==== Data shown ====
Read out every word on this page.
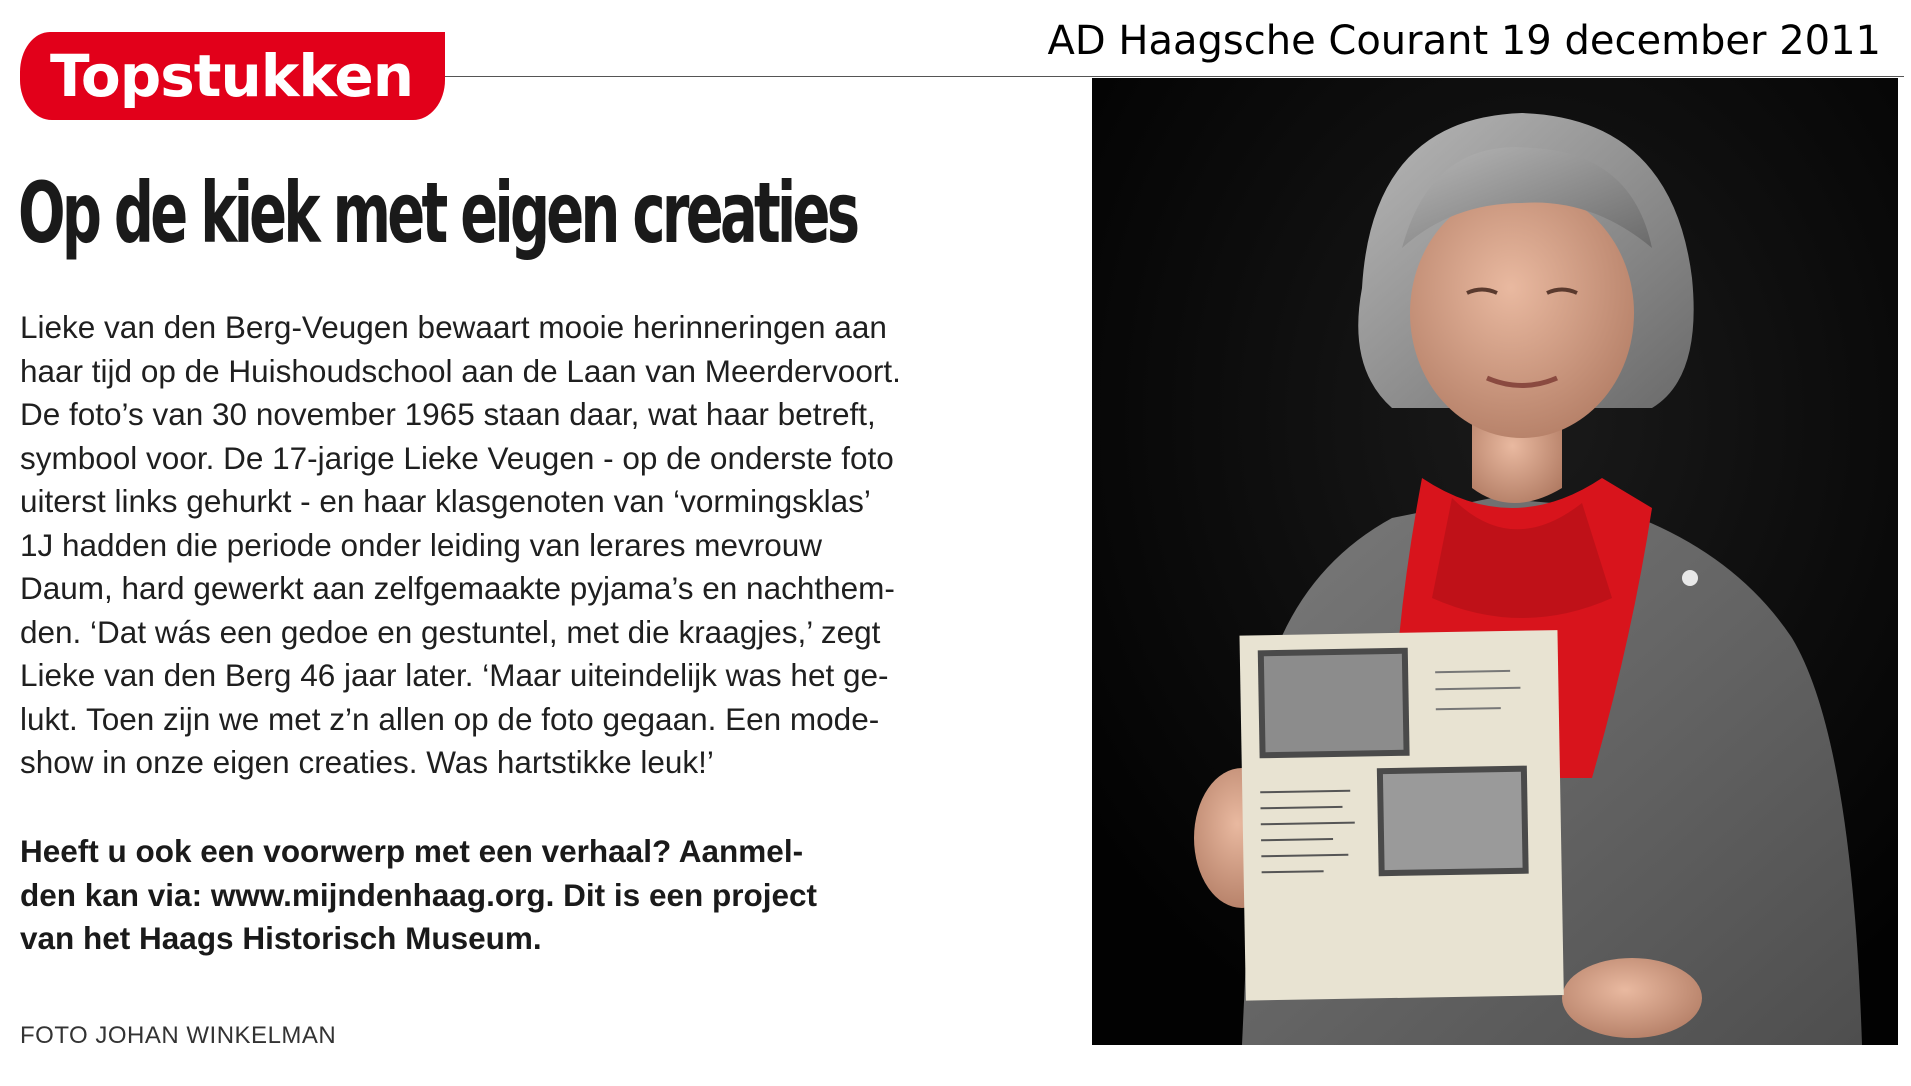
Topstukken
AD Haagsche Courant 19 december 2011
Op de kiek met eigen creaties
Lieke van den Berg-Veugen bewaart mooie herinneringen aan
haar tijd op de Huishoudschool aan de Laan van Meerdervoort.
De foto’s van 30 november 1965 staan daar, wat haar betreft,
symbool voor. De 17-jarige Lieke Veugen - op de onderste foto
uiterst links gehurkt - en haar klasgenoten van ‘vormingsklas’
1J hadden die periode onder leiding van lerares mevrouw
Daum, hard gewerkt aan zelfgemaakte pyjama’s en nachthem-
den. ‘Dat wás een gedoe en gestuntel, met die kraagjes,’ zegt
Lieke van den Berg 46 jaar later. ‘Maar uiteindelijk was het ge-
lukt. Toen zijn we met z’n allen op de foto gegaan. Een mode-
show in onze eigen creaties. Was hartstikke leuk!’
Heeft u ook een voorwerp met een verhaal? Aanmel-
den kan via: www.mijndenhaag.org. Dit is een project
van het Haags Historisch Museum.
FOTO JOHAN WINKELMAN
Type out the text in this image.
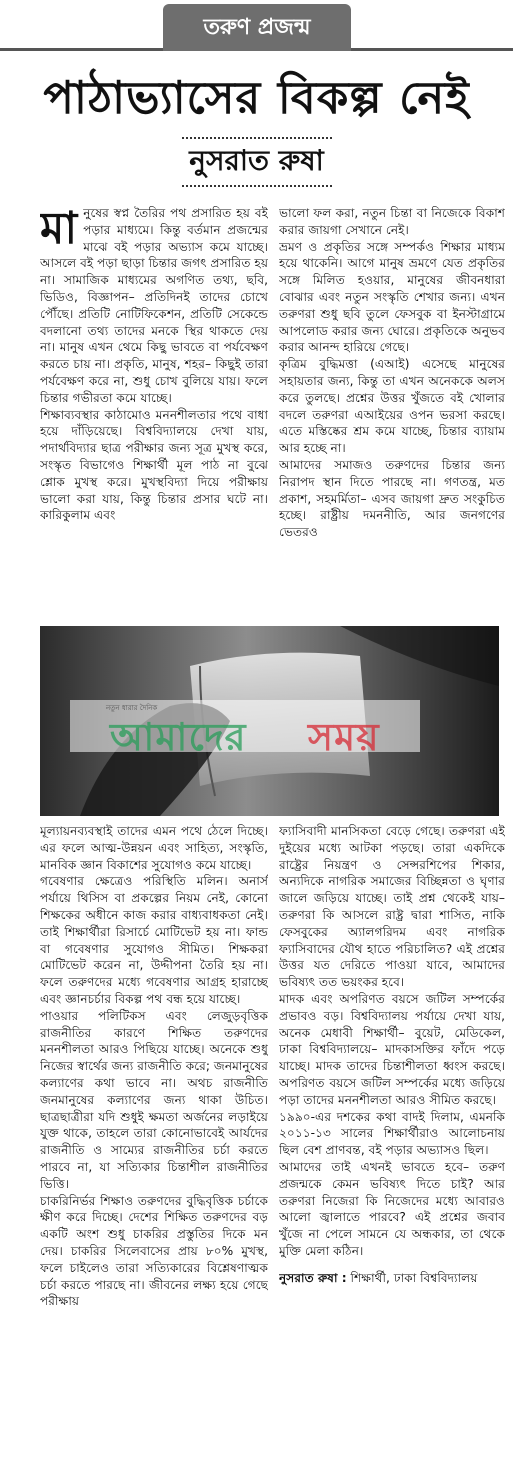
তরুণ প্রজন্ম
পাঠাভ্যাসের বিকল্প নেই
নুসরাত রুষা
মা নুষের স্বপ্ন তৈরির পথ প্রসারিত হয় বই পড়ার মাধ্যমে। কিন্তু বর্তমান প্রজন্মের মাঝে বই পড়ার অভ্যাস কমে যাচ্ছে। আসলে বই পড়া ছাড়া চিন্তার জগৎ প্রসারিত হয় না। সামাজিক মাধ্যমের অগণিত তথ্য, ছবি, ভিডিও, বিজ্ঞাপন– প্রতিদিনই তাদের চোখে পৌঁছে। প্রতিটি নোটিফিকেশন, প্রতিটি সেকেন্ডে বদলানো তথ্য তাদের মনকে স্থির থাকতে দেয় না। মানুষ এখন থেমে কিছু ভাবতে বা পর্যবেক্ষণ করতে চায় না। প্রকৃতি, মানুষ, শহর– কিছুই তারা পর্যবেক্ষণ করে না, শুধু চোখ বুলিয়ে যায়। ফলে চিন্তার গভীরতা কমে যাচ্ছে।

শিক্ষাব্যবস্থার কাঠামোও মননশীলতার পথে বাধা হয়ে দাঁড়িয়েছে। বিশ্ববিদ্যালয়ে দেখা যায়, পদার্থবিদ্যার ছাত্র পরীক্ষার জন্য সূত্র মুখস্থ করে, সংস্কৃত বিভাগেও শিক্ষার্থী মূল পাঠ না বুঝে শ্লোক মুখস্থ করে। মুখস্থবিদ্যা দিয়ে পরীক্ষায় ভালো করা যায়, কিন্তু চিন্তার প্রসার ঘটে না। কারিকুলাম এবং

ভালো ফল করা, নতুন চিন্তা বা নিজেকে বিকাশ করার জায়গা সেখানে নেই।

ভ্রমণ ও প্রকৃতির সঙ্গে সম্পর্কও শিক্ষার মাধ্যম হয়ে থাকেনি। আগে মানুষ ভ্রমণে যেত প্রকৃতির সঙ্গে মিলিত হওয়ার, মানুষের জীবনধারা বোঝার এবং নতুন সংস্কৃতি শেখার জন্য। এখন তরুণরা শুধু ছবি তুলে ফেসবুক বা ইনস্টাগ্রামে আপলোড করার জন্য ঘোরে। প্রকৃতিকে অনুভব করার আনন্দ হারিয়ে গেছে।

কৃত্রিম বুদ্ধিমত্তা (এআই) এসেছে মানুষের সহায়তার জন্য, কিন্তু তা এখন অনেককে অলস করে তুলছে। প্রশ্নের উত্তর খুঁজতে বই খোলার বদলে তরুণরা এআইয়ের ওপন ভরসা করছে। এতে মস্তিষ্কের শ্রম কমে যাচ্ছে, চিন্তার ব্যায়াম আর হচ্ছে না।

আমাদের সমাজও তরুণদের চিন্তার জন্য নিরাপদ স্থান দিতে পারছে না। গণতন্ত্র, মত প্রকাশ, সহমর্মিতা– এসব জায়গা দ্রুত সংকুচিত হচ্ছে। রাষ্ট্রীয় দমননীতি, আর জনগণের ভেতরও

নতুন ধারার দৈনিক
আমাদের সময়

মূল্যায়নব্যবস্থাই তাদের এমন পথে ঠেলে দিচ্ছে। এর ফলে আত্ম-উন্নয়ন এবং সাহিত্য, সংস্কৃতি, মানবিক জ্ঞান বিকাশের সুযোগও কমে যাচ্ছে।

গবেষণার ক্ষেত্রেও পরিস্থিতি মলিন। অনার্স পর্যায়ে থিসিস বা প্রকল্পের নিয়ম নেই, কোনো শিক্ষকের অধীনে কাজ করার বাধ্যবাধকতা নেই। তাই শিক্ষার্থীরা রিসার্চে মোটিভেট হয় না। ফান্ড বা গবেষণার সুযোগও সীমিত। শিক্ষকরা মোটিভেট করেন না, উদ্দীপনা তৈরি হয় না। ফলে তরুণদের মধ্যে গবেষণার আগ্রহ হারাচ্ছে এবং জ্ঞানচর্চার বিকল্প পথ বন্ধ হয়ে যাচ্ছে।

পাওয়ার পলিটিকস এবং লেজুড়বৃত্তিক রাজনীতির কারণে শিক্ষিত তরুণদের মননশীলতা আরও পিছিয়ে যাচ্ছে। অনেকে শুধু নিজের স্বার্থের জন্য রাজনীতি করে; জনমানুষের কল্যাণের কথা ভাবে না। অথচ রাজনীতি জনমানুষের কল্যাণের জন্য থাকা উচিত। ছাত্রছাত্রীরা যদি শুধুই ক্ষমতা অর্জনের লড়াইয়ে যুক্ত থাকে, তাহলে তারা কোনোভাবেই আর্যদের রাজনীতি ও সাম্যের রাজনীতির চর্চা করতে পারবে না, যা সত্যিকার চিন্তাশীল রাজনীতির ভিত্তি।

চাকরিনির্ভর শিক্ষাও তরুণদের বুদ্ধিবৃত্তিক চর্চাকে ক্ষীণ করে দিচ্ছে। দেশের শিক্ষিত তরুণদের বড় একটি অংশ শুধু চাকরির প্রস্তুতির দিকে মন দেয়। চাকরির সিলেবাসের প্রায় ৮০% মুখস্থ, ফলে চাইলেও তারা সত্যিকারের বিশ্লেষণাত্মক চর্চা করতে পারছে না। জীবনের লক্ষ্য হয়ে গেছে পরীক্ষায়

ফ্যাসিবাদী মানসিকতা বেড়ে গেছে। তরুণরা এই দুইয়ের মধ্যে আটকা পড়ছে। তারা একদিকে রাষ্ট্রের নিয়ন্ত্রণ ও সেন্সরশিপের শিকার, অন্যদিকে নাগরিক সমাজের বিচ্ছিন্নতা ও ঘৃণার জালে জড়িয়ে যাচ্ছে। তাই প্রশ্ন থেকেই যায়– তরুণরা কি আসলে রাষ্ট্র দ্বারা শাসিত, নাকি ফেসবুকের অ্যালগরিদম এবং নাগরিক ফ্যাসিবাদের যৌথ হাতে পরিচালিত? এই প্রশ্নের উত্তর যত দেরিতে পাওয়া যাবে, আমাদের ভবিষ্যৎ তত ভয়ংকর হবে।

মাদক এবং অপরিণত বয়সে জটিল সম্পর্কের প্রভাবও বড়। বিশ্ববিদ্যালয় পর্যায়ে দেখা যায়, অনেক মেধাবী শিক্ষার্থী– বুয়েট, মেডিকেল, ঢাকা বিশ্ববিদ্যালয়ে– মাদকাসক্তির ফাঁদে পড়ে যাচ্ছে। মাদক তাদের চিন্তাশীলতা ধ্বংস করছে। অপরিণত বয়সে জটিল সম্পর্কের মধ্যে জড়িয়ে পড়া তাদের মননশীলতা আরও সীমিত করছে।

১৯৯০-এর দশকের কথা বাদই দিলাম, এমনকি ২০১১-১৩ সালের শিক্ষার্থীরাও আলোচনায় ছিল বেশ প্রাণবন্ত, বই পড়ার অভ্যাসও ছিল।

আমাদের তাই এখনই ভাবতে হবে– তরুণ প্রজন্মকে কেমন ভবিষ্যৎ দিতে চাই? আর তরুণরা নিজেরা কি নিজেদের মধ্যে আবারও আলো জ্বালাতে পারবে? এই প্রশ্নের জবাব খুঁজে না পেলে সামনে যে অন্ধকার, তা থেকে মুক্তি মেলা কঠিন।

নুসরাত রুষা : শিক্ষার্থী, ঢাকা বিশ্ববিদ্যালয়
====
→ Written task
Locate and copy each line in the data above that includes the word "haar".

→ Worked solution
haar tijd op de Huishoudschool aan de Laan van Meerdervoort.
De foto’s van 30 november 1965 staan daar, wat haar betreft,
uiterst links gehurkt - en haar klasgenoten van ‘vormingsklas’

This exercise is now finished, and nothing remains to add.